Task requirements: Pictures do not belong in the copy; transcribe everything else in the records exactly.

Record excerpts:
# # #
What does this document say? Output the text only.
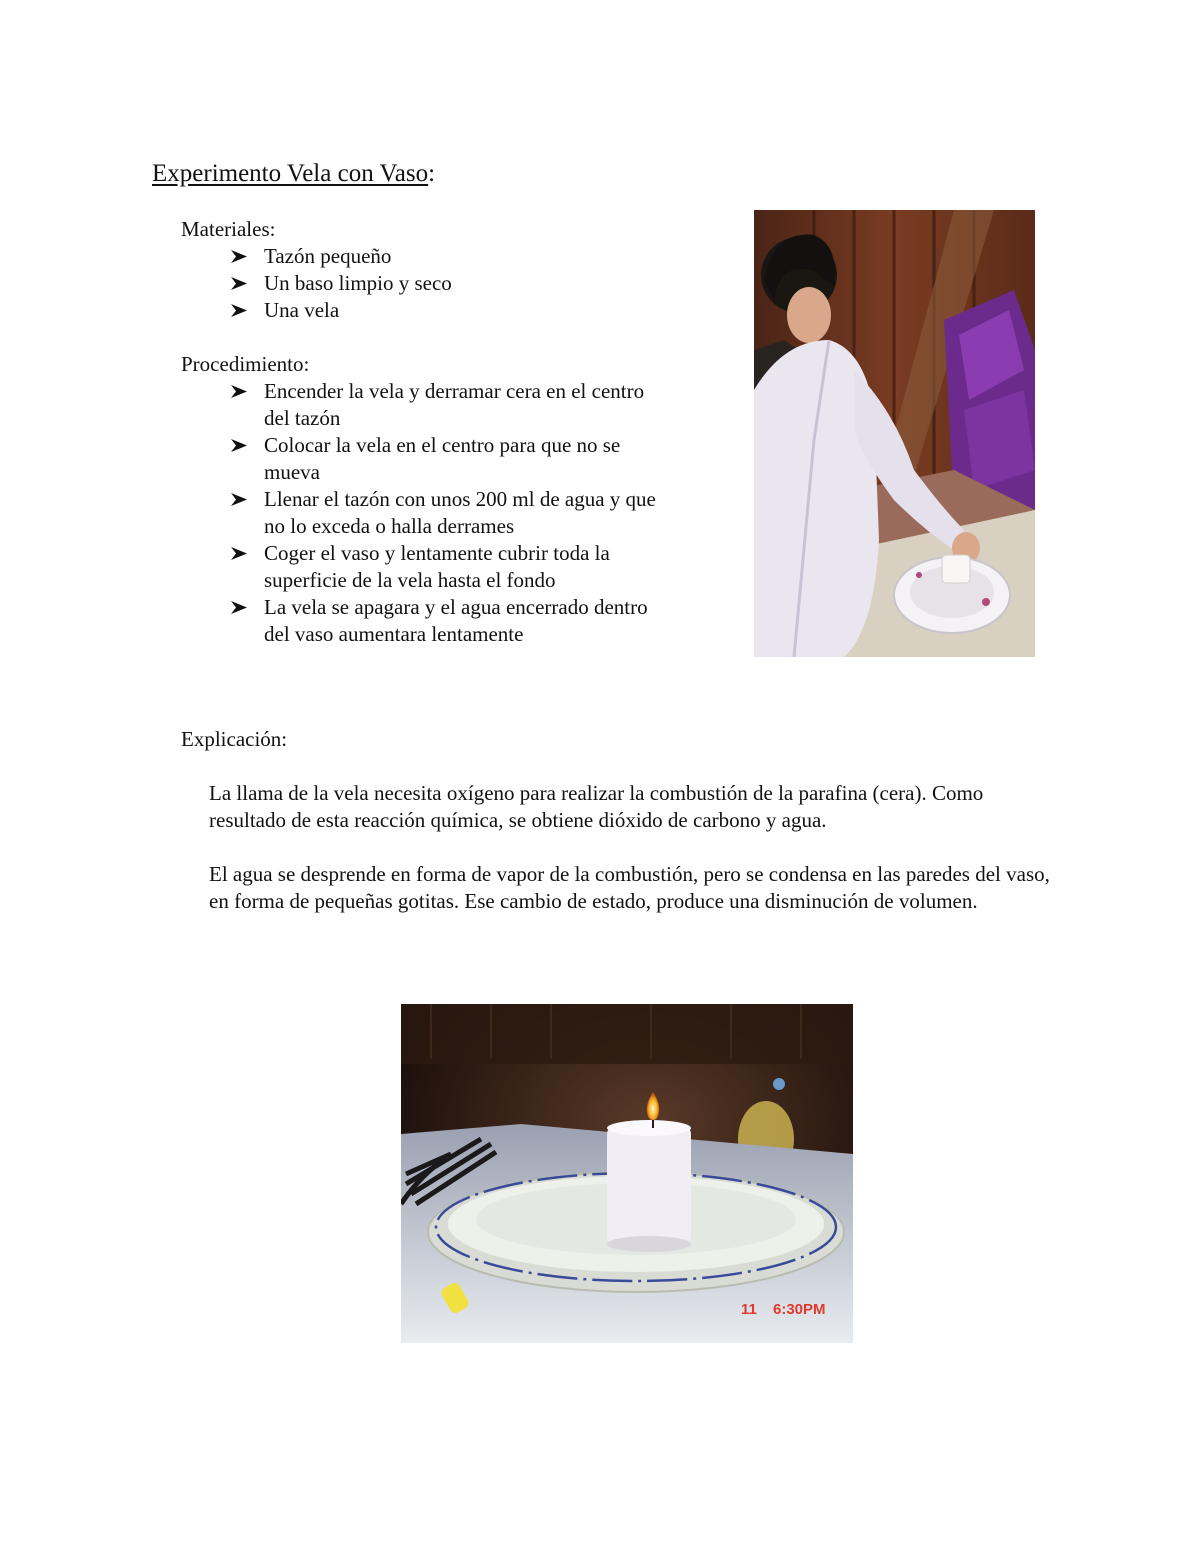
Experimento Vela con Vaso:
Materiales:
Tazón pequeño
Un baso limpio y seco
Una vela
Procedimiento:
Encender la vela y derramar cera en el centro del tazón
Colocar la vela en el centro para que no se mueva
Llenar el tazón con unos 200 ml de agua y que no lo exceda o halla derrames
Coger el vaso y lentamente cubrir toda la superficie de la vela hasta el fondo
La vela se apagara y el agua encerrado dentro del vaso aumentara lentamente
Explicación:

La llama de la vela necesita oxígeno para realizar la combustión de la parafina (cera). Como resultado de esta reacción química, se obtiene dióxido de carbono y agua.

El agua se desprende en forma de vapor de la combustión, pero se condensa en las paredes del vaso, en forma de pequeñas gotitas. Ese cambio de estado, produce una disminución de volumen.

11 6:30PM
# # #
Task result:
What does this document say? Output the text only.
Experimento Vela con Vaso:
Materiales:
Tazón pequeño
Un baso limpio y seco
Una vela
Procedimiento:
Encender la vela y derramar cera en el centro del tazón
Colocar la vela en el centro para que no se mueva
Llenar el tazón con unos 200 ml de agua y que no lo exceda o halla derrames
Coger el vaso y lentamente cubrir toda la superficie de la vela hasta el fondo
La vela se apagara y el agua encerrado dentro del vaso aumentara lentamente
Explicación:

La llama de la vela necesita oxígeno para realizar la combustión de la parafina (cera). Como resultado de esta reacción química, se obtiene dióxido de carbono y agua.

El agua se desprende en forma de vapor de la combustión, pero se condensa en las paredes del vaso, en forma de pequeñas gotitas. Ese cambio de estado, produce una disminución de volumen.

11 6:30PM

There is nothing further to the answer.